• _Énoncé_
Relevez tous les noms géographiques (continent, pays, villes) cités dans le texte sur Afrin, chacun sous la graphie où il apparaît et une seule fois.

Députés et représentants politiques des mouvements kurdes se mobilisent en Europe pour dénoncer les bombardements ordonnés par Erdogan contre la ville d’Afrin en Syrie. Ils ont manifesté mardi à Strasbourg pour réclamer le soutien du Conseil de l’Europe.
Le Conseil de l’Europe à Strasbourg est depuis le début de la semaine le point de convergence de nombreux élus et représentants politiques Kurdes qui profitent de la session d’hiver de l’assemblée parlementaire ( qui réunit des députés de 48 pays d’Europe, dont la Turquie ), pour venir expliquer les conséquence des attaques menées depuis samedi par la Turquie contre le canton et la ville d’Efrin située en Syrie, et placée sous administration kurde. La tension est sensible, à l’intérieur même des bâtiments du Conseil, entre les élus et les diplomates turcs soutenant l’action militaire lancée par Erdogan, et les députés et les représentants kurdes qui dénoncent l’agression contre les civils, et soutiennent la résistance des combattants kurdes face à l’agression de la Turquie.

• _Données fournies_
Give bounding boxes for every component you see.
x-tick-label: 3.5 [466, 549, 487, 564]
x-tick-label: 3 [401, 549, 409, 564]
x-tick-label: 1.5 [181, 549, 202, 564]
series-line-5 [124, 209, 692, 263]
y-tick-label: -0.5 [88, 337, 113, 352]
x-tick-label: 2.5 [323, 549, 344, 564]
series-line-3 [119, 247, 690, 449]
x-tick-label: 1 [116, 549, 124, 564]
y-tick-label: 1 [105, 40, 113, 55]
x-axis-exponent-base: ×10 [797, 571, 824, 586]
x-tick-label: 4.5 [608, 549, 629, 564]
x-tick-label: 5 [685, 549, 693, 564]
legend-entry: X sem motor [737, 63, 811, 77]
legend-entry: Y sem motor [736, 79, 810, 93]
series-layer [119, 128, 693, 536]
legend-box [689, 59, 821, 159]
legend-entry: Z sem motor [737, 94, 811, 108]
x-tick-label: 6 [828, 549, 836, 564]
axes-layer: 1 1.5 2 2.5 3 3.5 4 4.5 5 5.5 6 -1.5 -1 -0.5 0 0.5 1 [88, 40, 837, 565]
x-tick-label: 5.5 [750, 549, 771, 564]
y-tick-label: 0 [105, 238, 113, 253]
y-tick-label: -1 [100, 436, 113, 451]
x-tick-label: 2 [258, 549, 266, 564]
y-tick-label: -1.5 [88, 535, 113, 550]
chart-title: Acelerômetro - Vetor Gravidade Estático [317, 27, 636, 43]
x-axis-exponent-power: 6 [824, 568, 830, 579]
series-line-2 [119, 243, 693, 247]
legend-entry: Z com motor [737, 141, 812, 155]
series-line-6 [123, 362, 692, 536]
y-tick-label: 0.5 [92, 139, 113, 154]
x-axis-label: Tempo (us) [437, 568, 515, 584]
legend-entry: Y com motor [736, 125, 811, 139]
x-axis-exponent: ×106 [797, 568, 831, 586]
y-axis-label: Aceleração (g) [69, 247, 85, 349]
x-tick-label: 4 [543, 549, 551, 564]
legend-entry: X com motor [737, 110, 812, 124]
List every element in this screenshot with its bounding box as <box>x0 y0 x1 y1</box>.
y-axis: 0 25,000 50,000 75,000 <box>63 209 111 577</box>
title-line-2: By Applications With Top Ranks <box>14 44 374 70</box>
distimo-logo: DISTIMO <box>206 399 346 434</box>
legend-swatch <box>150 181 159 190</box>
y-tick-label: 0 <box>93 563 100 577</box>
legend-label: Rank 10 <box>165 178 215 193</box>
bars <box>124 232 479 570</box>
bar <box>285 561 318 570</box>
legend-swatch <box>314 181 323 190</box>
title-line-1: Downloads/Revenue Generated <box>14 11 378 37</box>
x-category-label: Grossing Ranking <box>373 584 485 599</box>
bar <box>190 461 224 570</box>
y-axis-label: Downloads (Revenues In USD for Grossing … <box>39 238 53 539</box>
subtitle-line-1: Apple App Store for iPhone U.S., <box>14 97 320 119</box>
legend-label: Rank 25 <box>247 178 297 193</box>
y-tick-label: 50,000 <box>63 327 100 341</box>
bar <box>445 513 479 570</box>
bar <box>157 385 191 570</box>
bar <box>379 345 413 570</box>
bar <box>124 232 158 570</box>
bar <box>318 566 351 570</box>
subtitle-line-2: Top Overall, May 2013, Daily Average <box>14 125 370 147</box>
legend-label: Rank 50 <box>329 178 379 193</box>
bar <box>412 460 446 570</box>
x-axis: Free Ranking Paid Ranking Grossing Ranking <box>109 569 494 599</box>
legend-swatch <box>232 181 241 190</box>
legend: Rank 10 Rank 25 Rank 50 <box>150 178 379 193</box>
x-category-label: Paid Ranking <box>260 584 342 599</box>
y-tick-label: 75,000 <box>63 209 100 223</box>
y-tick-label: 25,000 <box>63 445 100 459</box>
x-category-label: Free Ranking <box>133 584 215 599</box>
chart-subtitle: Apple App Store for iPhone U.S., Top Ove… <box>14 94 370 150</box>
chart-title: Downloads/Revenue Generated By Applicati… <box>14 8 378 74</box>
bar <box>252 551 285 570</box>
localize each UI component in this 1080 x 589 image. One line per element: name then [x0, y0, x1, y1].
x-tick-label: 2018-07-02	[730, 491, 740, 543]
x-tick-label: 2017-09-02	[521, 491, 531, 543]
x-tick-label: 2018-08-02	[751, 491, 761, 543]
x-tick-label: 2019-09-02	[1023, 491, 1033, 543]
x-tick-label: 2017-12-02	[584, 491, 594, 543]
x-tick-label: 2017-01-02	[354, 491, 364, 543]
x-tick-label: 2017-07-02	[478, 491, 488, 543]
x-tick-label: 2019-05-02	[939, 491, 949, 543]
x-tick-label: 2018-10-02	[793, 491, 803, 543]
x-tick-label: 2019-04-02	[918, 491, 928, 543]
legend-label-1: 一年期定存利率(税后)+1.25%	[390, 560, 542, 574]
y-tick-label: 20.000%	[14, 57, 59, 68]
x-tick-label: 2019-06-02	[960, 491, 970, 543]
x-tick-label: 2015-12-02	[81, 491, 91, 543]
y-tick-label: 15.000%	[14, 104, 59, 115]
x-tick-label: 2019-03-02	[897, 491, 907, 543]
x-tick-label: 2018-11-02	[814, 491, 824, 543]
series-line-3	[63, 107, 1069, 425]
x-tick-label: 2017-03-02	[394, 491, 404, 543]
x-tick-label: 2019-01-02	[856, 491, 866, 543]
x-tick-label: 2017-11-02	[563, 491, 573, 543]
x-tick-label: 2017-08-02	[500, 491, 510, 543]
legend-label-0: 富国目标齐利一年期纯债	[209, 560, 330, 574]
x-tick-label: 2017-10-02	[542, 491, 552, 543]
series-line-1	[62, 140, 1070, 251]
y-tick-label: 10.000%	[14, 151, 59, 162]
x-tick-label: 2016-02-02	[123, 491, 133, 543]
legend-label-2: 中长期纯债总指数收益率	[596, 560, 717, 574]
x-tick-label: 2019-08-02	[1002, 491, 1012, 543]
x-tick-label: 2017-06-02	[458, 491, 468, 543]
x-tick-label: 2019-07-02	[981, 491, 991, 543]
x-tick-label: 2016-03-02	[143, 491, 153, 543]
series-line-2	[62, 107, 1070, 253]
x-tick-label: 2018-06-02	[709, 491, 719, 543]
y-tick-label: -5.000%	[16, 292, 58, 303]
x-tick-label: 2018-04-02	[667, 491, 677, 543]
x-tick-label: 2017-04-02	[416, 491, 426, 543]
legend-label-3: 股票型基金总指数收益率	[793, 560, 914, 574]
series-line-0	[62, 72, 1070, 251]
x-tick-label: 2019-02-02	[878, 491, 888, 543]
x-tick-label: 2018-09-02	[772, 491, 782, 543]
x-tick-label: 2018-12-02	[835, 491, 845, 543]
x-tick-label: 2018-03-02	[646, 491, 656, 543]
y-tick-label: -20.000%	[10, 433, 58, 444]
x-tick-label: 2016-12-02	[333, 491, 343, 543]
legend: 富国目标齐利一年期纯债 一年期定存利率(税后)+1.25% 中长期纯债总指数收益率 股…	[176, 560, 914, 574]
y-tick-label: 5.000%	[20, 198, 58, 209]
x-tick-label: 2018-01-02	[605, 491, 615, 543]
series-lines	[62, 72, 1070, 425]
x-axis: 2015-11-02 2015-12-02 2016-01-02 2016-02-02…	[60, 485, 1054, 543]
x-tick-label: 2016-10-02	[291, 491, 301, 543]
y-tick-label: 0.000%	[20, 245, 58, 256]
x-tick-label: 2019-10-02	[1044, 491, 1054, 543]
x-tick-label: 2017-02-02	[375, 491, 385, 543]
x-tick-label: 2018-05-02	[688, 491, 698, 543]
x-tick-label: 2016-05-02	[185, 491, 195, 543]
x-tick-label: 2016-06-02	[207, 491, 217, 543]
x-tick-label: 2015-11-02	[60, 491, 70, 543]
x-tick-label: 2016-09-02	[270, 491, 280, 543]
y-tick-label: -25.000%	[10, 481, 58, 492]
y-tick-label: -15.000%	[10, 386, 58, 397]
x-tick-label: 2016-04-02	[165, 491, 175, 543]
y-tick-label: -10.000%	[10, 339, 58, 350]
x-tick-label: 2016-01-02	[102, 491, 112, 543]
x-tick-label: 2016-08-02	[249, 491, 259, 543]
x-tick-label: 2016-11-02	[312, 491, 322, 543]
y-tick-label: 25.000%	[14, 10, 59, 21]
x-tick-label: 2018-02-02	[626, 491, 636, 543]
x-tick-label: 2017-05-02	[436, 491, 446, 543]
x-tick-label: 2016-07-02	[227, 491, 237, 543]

• _Corrigé_
Europe, Afrin, Syrie, Strasbourg, Turquie, Efrin